▸ **PROBLEM DETAILS**
Report each line of the data that has "star" somewhere in it.

Data records:
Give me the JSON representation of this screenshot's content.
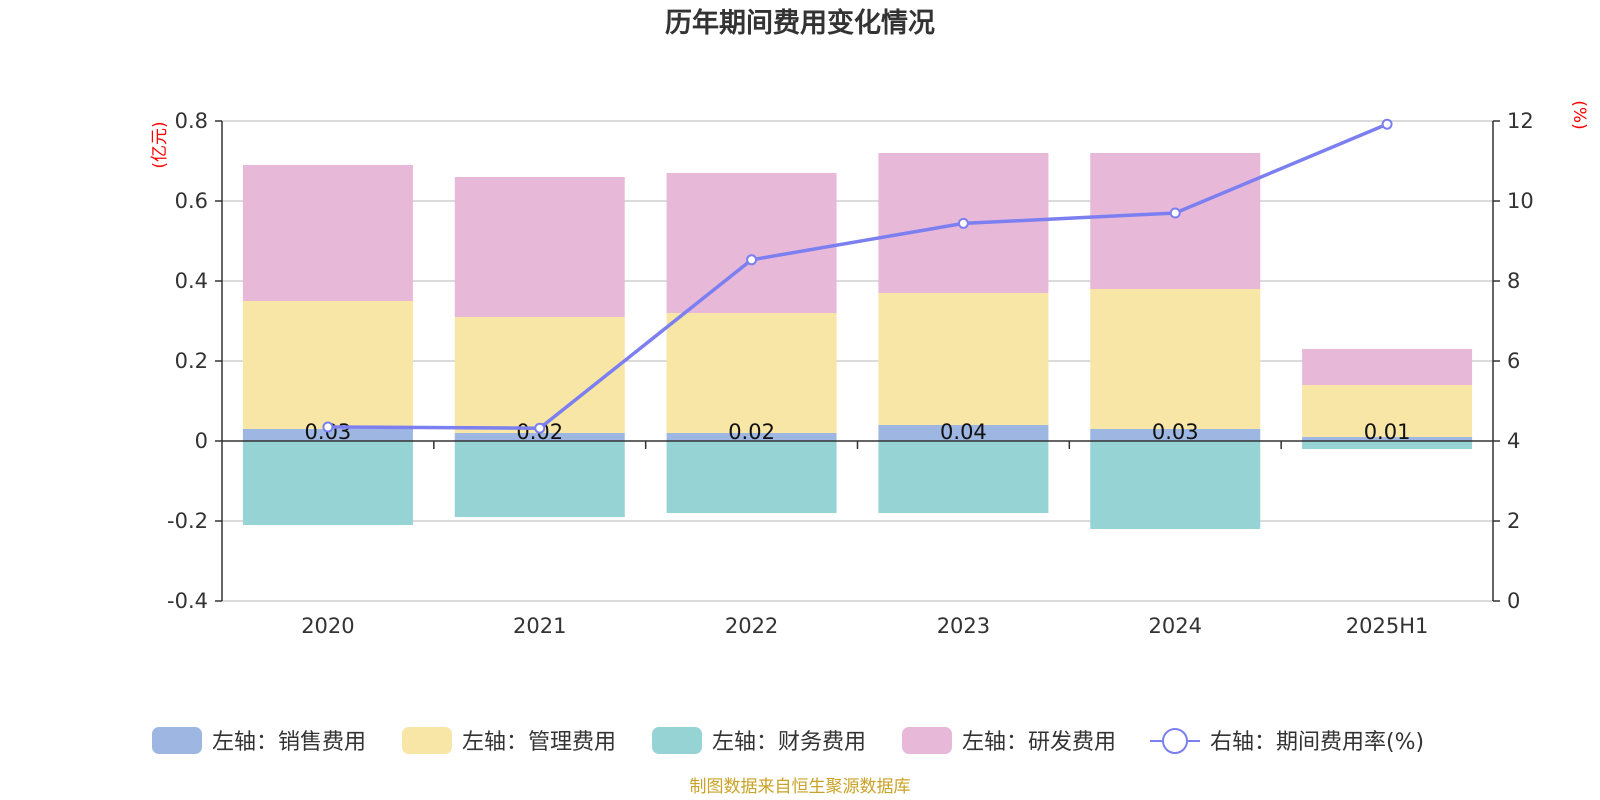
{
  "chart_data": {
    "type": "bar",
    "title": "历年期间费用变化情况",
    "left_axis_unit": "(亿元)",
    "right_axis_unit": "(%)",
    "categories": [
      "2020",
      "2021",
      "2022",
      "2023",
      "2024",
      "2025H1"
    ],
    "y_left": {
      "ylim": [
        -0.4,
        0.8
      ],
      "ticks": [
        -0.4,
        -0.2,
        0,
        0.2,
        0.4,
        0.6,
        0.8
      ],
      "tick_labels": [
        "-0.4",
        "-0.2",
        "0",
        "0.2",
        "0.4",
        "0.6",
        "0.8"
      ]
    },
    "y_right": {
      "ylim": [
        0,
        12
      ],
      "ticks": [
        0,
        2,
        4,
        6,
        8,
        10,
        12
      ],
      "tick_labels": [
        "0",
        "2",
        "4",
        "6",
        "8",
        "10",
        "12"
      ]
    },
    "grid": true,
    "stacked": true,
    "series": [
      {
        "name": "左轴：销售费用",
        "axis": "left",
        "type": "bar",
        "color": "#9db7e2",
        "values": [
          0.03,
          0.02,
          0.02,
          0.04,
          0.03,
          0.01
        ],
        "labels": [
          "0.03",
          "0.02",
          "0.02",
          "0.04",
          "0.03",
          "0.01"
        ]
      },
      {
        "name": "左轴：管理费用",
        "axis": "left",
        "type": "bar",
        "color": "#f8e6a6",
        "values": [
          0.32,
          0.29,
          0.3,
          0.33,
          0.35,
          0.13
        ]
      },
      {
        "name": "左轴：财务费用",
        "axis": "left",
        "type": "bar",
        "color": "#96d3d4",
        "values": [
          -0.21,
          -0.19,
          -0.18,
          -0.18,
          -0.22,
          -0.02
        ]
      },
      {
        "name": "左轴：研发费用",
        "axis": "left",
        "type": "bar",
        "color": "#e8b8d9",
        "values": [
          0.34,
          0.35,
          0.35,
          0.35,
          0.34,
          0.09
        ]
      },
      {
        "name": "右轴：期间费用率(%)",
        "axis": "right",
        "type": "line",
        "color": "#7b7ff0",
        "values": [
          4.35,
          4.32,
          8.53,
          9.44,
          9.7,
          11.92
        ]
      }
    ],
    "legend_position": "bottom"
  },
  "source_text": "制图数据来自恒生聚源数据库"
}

...

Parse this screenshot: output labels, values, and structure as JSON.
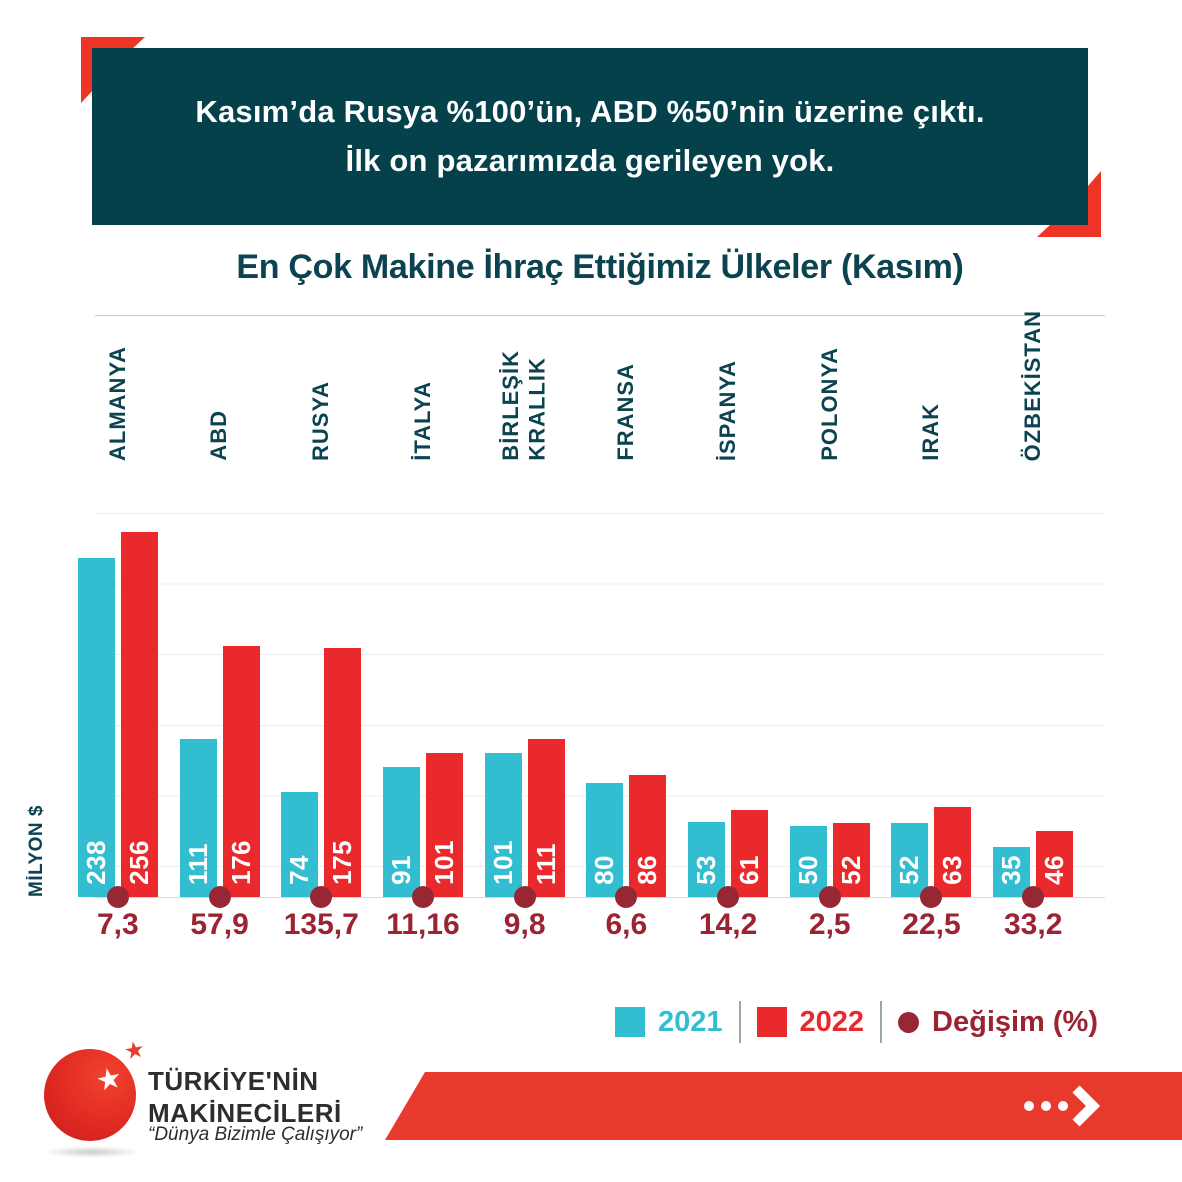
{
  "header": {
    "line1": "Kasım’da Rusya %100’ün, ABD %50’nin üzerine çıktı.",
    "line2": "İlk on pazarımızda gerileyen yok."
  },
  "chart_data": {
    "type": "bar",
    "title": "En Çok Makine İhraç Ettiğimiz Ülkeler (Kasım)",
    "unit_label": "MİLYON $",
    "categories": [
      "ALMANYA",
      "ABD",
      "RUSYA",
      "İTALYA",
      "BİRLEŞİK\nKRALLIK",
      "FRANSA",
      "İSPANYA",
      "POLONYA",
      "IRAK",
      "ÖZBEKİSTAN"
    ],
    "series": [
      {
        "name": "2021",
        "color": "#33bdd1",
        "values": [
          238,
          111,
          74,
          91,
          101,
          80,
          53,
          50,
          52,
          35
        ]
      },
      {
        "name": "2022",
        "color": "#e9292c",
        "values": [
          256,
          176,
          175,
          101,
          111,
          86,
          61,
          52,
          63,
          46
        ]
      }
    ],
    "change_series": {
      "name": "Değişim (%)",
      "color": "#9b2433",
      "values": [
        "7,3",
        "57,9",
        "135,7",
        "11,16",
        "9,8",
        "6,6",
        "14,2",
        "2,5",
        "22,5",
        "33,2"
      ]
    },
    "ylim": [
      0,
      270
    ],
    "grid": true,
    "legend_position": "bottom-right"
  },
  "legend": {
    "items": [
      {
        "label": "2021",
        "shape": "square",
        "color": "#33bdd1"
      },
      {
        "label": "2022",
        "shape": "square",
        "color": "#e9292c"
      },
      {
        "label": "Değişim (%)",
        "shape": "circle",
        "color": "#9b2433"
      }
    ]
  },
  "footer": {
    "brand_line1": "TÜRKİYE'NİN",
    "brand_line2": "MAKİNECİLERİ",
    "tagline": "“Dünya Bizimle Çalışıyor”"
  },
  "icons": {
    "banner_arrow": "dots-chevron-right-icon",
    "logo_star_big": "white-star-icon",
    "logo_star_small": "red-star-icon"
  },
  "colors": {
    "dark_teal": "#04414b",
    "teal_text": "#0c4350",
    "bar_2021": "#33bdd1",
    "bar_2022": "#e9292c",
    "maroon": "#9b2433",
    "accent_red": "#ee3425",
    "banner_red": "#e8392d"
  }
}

▸ **RESPONSE FOR THIS EXERCISE**
    "logo_star_big": "white-star-icon",
    "logo_star_small": "red-star-icon"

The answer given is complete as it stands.